§ Set problem
Track down the lines that contain "init" and copy them.

§ Exercise material

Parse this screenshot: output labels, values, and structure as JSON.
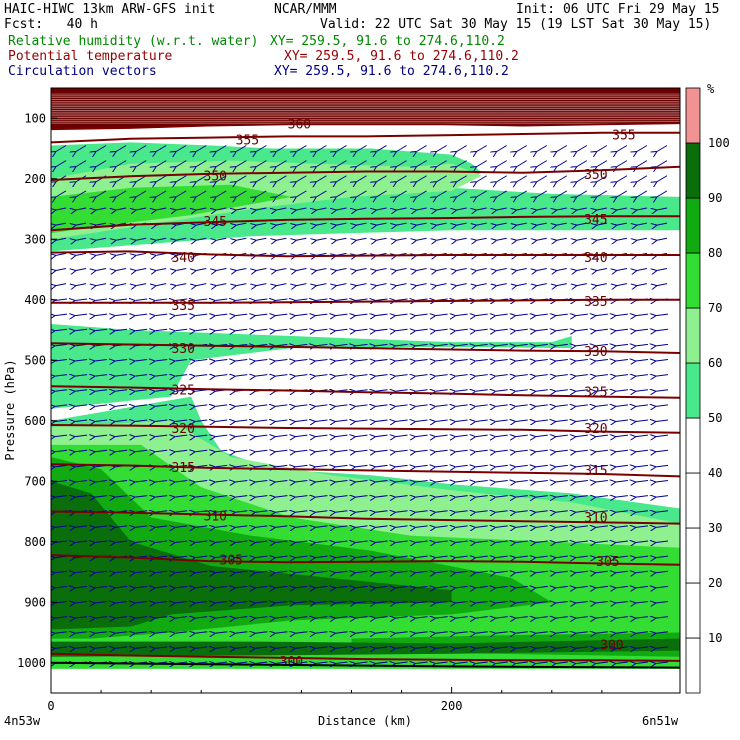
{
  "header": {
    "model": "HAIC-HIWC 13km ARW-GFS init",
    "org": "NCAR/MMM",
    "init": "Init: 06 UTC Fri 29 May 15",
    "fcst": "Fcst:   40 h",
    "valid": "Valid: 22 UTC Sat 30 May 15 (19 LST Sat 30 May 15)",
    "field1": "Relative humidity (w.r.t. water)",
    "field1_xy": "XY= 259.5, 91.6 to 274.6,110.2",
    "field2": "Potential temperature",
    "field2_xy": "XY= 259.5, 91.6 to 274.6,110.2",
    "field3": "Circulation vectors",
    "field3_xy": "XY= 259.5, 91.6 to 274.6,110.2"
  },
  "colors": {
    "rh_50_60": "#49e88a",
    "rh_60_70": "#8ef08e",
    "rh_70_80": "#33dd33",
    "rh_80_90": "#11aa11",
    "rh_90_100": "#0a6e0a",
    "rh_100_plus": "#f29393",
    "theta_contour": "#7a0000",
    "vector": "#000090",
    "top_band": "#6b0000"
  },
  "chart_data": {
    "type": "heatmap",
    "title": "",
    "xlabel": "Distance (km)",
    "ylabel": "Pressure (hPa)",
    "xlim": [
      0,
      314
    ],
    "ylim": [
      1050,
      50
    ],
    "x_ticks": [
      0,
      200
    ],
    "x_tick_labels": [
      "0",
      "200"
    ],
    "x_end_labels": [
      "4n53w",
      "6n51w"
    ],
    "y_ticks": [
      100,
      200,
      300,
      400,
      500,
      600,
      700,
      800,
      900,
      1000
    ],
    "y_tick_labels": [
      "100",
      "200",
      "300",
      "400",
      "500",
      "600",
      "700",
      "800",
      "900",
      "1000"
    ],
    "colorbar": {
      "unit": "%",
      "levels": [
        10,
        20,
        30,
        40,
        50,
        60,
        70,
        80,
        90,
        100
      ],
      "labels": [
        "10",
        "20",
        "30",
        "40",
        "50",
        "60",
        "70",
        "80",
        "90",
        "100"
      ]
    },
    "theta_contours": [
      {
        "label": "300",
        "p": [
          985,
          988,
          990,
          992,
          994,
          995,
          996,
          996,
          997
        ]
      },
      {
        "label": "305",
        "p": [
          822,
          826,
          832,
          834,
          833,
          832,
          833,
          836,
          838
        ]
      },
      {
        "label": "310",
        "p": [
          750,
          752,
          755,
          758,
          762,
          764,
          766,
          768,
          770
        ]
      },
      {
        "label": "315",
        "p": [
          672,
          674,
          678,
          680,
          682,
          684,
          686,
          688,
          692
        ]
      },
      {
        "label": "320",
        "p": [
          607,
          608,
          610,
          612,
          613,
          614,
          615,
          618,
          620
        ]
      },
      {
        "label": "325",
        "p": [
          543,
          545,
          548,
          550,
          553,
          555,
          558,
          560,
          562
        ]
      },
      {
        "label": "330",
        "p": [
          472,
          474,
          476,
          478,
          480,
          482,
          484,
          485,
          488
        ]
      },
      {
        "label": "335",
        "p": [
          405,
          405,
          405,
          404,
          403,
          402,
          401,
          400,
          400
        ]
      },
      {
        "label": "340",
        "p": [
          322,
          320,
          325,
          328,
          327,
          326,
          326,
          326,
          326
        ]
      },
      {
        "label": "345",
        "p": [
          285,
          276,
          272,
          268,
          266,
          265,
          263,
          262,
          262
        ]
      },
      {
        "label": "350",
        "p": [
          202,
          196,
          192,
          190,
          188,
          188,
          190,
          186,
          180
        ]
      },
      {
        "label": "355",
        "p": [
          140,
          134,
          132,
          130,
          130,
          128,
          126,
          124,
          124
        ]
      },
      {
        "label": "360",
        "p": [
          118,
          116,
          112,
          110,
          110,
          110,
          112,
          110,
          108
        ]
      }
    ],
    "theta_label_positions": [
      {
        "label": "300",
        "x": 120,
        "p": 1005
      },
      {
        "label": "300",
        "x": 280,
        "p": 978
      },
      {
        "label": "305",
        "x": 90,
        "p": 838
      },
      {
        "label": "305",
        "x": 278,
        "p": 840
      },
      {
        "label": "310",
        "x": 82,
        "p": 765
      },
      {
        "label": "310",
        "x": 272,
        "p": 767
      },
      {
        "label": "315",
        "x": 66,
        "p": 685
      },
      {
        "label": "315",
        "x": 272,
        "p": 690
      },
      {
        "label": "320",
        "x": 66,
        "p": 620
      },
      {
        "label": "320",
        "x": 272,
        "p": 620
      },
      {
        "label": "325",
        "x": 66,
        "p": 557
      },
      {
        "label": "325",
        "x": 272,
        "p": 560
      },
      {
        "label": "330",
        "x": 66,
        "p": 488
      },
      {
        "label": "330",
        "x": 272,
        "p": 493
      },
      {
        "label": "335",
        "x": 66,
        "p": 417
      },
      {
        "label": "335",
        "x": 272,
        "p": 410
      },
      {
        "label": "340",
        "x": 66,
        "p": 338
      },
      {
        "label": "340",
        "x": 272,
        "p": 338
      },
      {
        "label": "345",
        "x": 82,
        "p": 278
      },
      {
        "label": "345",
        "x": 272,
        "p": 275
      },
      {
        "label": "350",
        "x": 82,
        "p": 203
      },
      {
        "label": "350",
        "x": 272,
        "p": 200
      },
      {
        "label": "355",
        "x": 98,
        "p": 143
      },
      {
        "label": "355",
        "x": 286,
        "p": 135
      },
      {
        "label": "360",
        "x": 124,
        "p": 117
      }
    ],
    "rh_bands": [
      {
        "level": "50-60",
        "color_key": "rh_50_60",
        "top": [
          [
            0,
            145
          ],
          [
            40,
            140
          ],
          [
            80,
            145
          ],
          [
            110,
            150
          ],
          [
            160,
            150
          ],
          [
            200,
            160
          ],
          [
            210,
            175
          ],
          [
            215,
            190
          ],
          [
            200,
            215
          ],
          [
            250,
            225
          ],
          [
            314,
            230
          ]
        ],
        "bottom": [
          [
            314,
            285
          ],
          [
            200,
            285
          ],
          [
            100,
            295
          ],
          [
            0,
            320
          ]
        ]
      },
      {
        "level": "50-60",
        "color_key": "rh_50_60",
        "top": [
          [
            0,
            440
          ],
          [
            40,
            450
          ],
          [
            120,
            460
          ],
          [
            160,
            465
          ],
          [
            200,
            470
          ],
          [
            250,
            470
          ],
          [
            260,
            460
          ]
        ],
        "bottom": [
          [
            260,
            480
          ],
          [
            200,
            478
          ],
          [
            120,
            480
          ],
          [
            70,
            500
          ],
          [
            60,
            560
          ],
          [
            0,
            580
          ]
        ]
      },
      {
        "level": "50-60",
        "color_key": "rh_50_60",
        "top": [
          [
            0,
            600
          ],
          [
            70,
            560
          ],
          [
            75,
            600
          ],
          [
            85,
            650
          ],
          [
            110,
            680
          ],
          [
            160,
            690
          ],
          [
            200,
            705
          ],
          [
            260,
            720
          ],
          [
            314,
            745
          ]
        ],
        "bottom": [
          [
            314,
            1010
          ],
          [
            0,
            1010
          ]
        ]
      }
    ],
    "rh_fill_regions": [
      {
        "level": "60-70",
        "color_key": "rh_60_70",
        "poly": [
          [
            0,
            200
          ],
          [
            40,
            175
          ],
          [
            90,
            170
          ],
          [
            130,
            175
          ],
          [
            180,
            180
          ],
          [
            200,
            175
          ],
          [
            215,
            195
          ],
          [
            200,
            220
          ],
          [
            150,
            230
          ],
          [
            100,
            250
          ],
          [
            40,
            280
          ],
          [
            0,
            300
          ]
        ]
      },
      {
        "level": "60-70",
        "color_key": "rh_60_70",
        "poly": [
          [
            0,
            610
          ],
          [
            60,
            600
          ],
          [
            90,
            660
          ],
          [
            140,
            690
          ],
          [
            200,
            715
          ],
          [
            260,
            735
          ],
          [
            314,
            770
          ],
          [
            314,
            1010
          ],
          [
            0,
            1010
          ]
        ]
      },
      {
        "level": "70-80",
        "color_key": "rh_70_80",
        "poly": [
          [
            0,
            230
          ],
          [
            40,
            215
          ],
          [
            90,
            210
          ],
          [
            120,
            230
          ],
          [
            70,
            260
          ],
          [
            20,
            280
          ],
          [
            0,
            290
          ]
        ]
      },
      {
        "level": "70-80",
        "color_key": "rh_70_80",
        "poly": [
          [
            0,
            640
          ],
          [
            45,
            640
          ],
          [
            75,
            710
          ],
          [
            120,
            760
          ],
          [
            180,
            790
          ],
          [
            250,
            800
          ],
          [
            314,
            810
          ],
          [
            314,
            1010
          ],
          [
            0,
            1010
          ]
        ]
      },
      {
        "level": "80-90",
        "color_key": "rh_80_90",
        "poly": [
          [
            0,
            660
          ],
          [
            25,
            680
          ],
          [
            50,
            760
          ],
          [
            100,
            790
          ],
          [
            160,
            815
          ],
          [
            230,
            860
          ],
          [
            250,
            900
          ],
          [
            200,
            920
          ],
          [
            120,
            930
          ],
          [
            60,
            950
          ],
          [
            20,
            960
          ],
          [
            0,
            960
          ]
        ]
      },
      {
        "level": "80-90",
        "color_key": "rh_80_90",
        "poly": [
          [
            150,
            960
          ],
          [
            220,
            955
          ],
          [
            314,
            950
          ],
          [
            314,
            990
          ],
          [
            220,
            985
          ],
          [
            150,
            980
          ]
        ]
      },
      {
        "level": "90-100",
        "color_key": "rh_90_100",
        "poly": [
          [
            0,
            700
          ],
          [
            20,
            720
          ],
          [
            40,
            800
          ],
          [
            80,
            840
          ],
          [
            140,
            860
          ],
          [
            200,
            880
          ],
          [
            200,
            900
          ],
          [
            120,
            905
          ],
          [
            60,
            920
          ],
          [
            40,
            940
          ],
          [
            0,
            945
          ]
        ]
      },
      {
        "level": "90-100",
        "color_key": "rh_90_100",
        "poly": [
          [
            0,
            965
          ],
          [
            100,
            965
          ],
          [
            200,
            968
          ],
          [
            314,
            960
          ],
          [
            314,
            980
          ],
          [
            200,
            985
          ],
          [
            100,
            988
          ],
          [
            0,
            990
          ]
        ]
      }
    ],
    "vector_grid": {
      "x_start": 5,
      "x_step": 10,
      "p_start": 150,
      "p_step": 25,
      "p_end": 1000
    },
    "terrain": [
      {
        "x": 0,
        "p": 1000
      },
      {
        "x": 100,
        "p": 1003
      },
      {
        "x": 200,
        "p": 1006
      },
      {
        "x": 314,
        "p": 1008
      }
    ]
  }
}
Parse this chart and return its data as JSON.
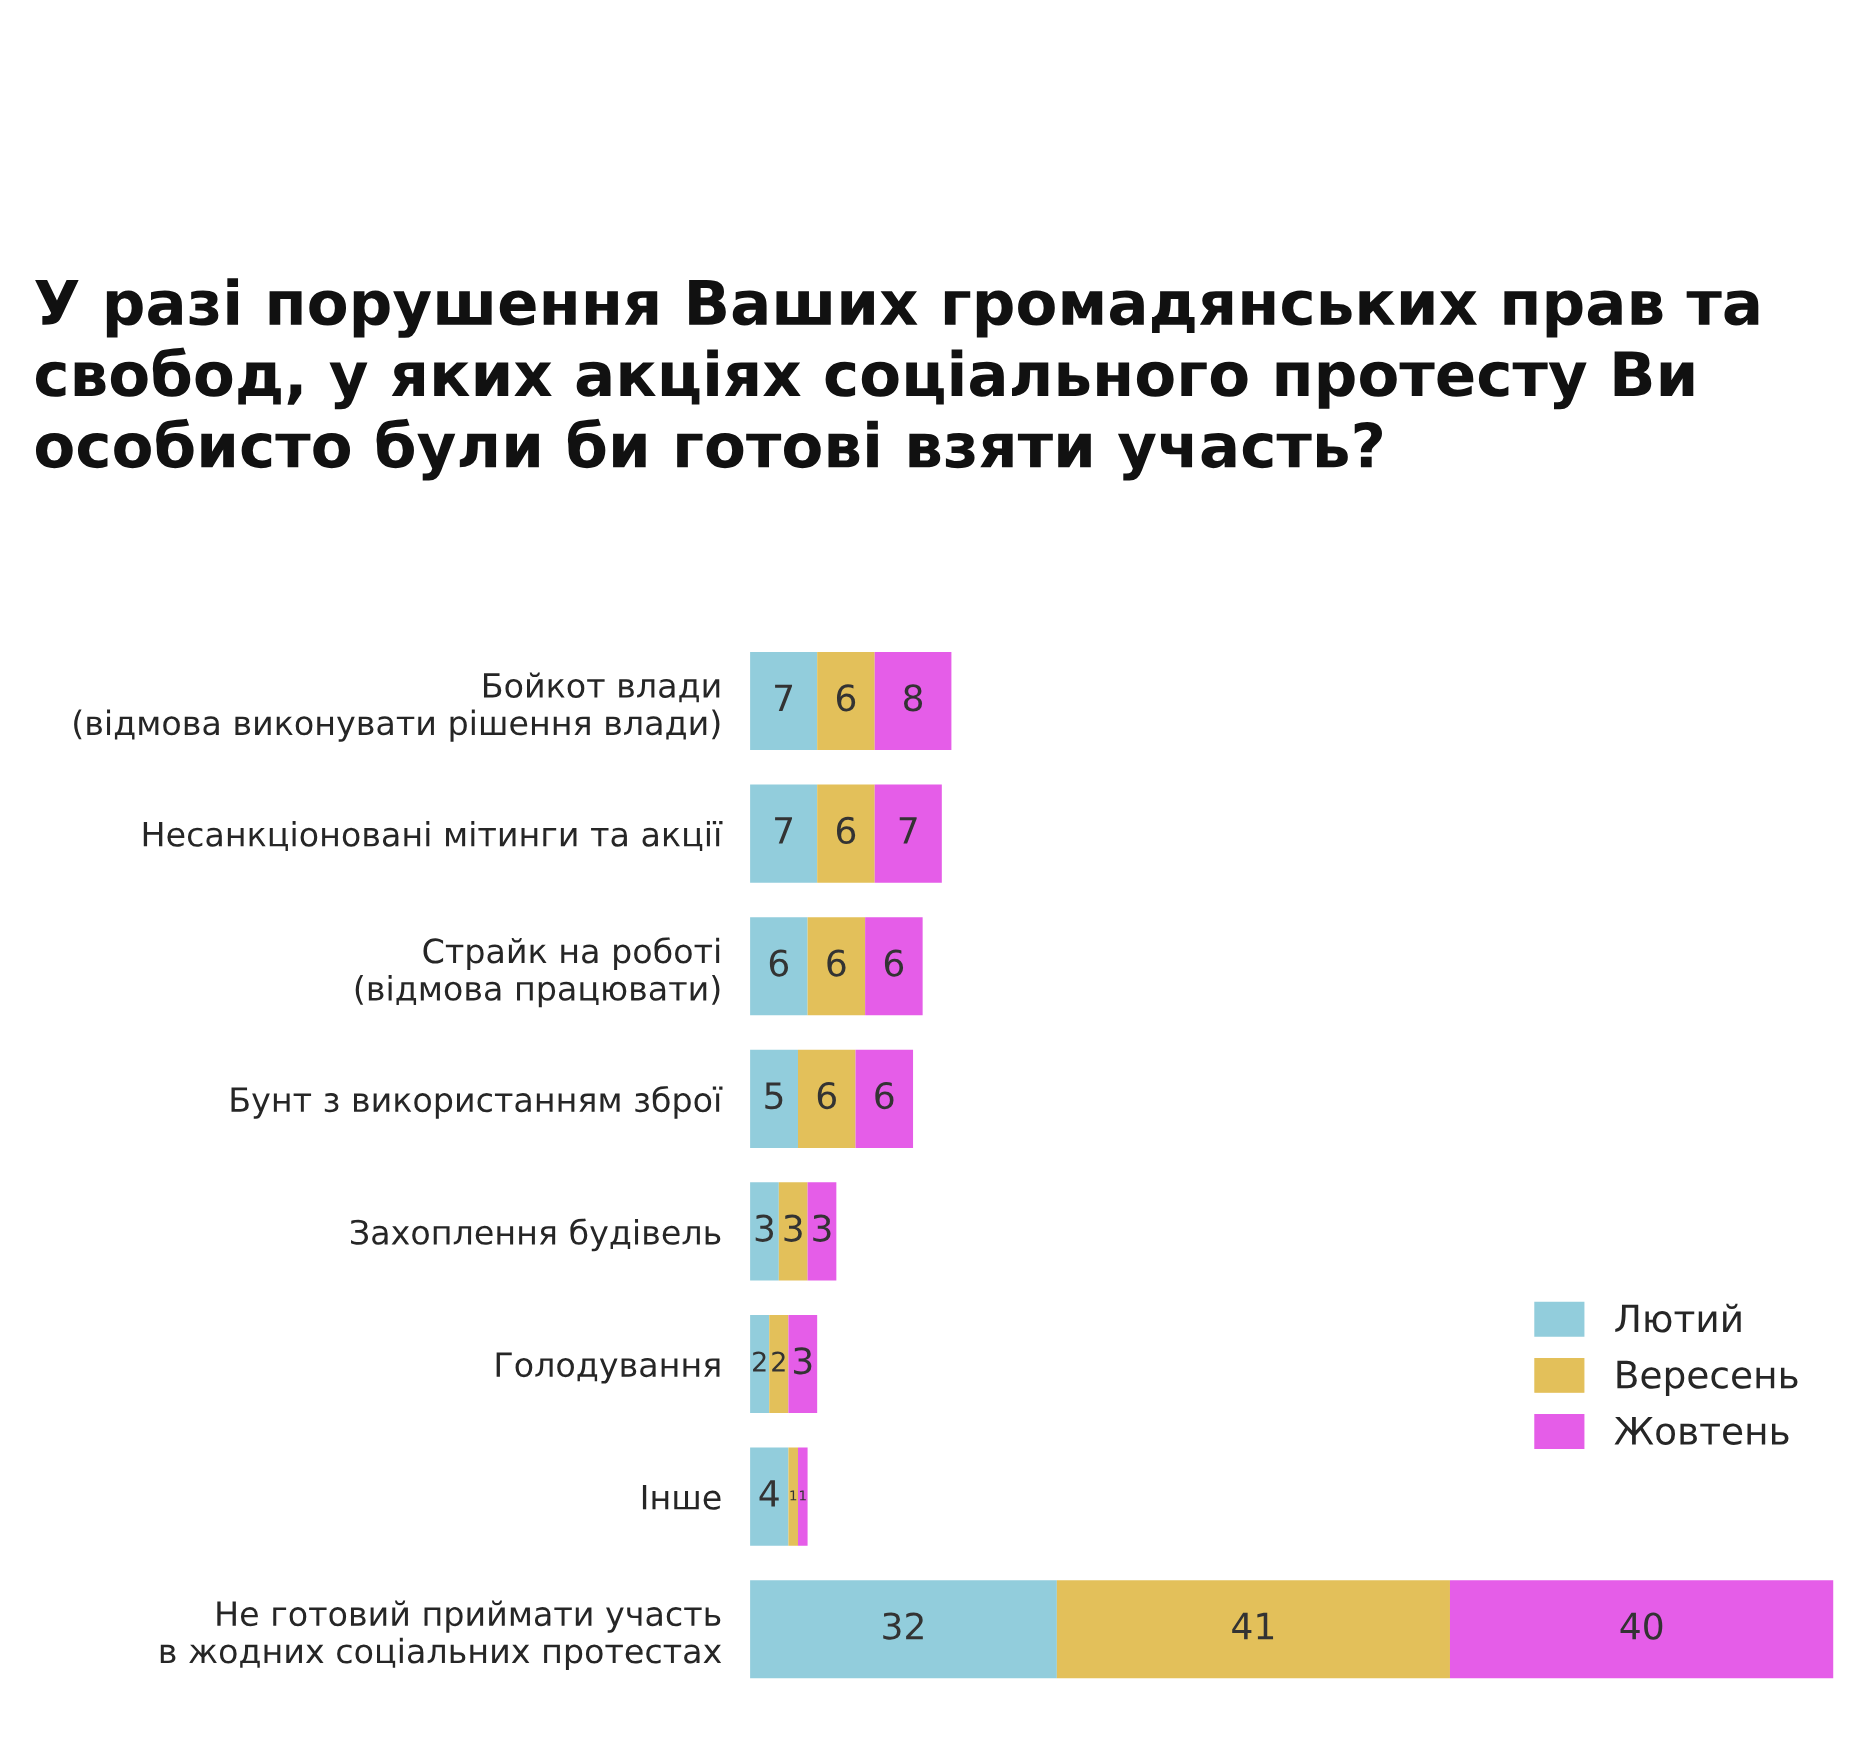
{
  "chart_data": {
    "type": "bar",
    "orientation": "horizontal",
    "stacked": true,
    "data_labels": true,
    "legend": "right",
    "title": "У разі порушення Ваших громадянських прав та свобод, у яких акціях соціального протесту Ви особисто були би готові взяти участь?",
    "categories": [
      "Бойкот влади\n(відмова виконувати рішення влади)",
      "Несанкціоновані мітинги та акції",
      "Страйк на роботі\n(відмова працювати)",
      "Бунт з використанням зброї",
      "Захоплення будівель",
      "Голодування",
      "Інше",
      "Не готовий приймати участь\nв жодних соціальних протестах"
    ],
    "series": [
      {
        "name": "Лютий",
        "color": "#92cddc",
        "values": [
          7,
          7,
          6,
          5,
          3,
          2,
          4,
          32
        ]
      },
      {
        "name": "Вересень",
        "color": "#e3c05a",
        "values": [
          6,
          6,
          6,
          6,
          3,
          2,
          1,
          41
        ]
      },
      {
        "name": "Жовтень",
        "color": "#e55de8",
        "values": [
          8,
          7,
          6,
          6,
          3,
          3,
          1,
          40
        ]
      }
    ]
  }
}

§ Final result
    "model": "HAIC-HIWC 13km ARW-GFS init",
    "init": "Init: 06 UTC Fri 29 May 15",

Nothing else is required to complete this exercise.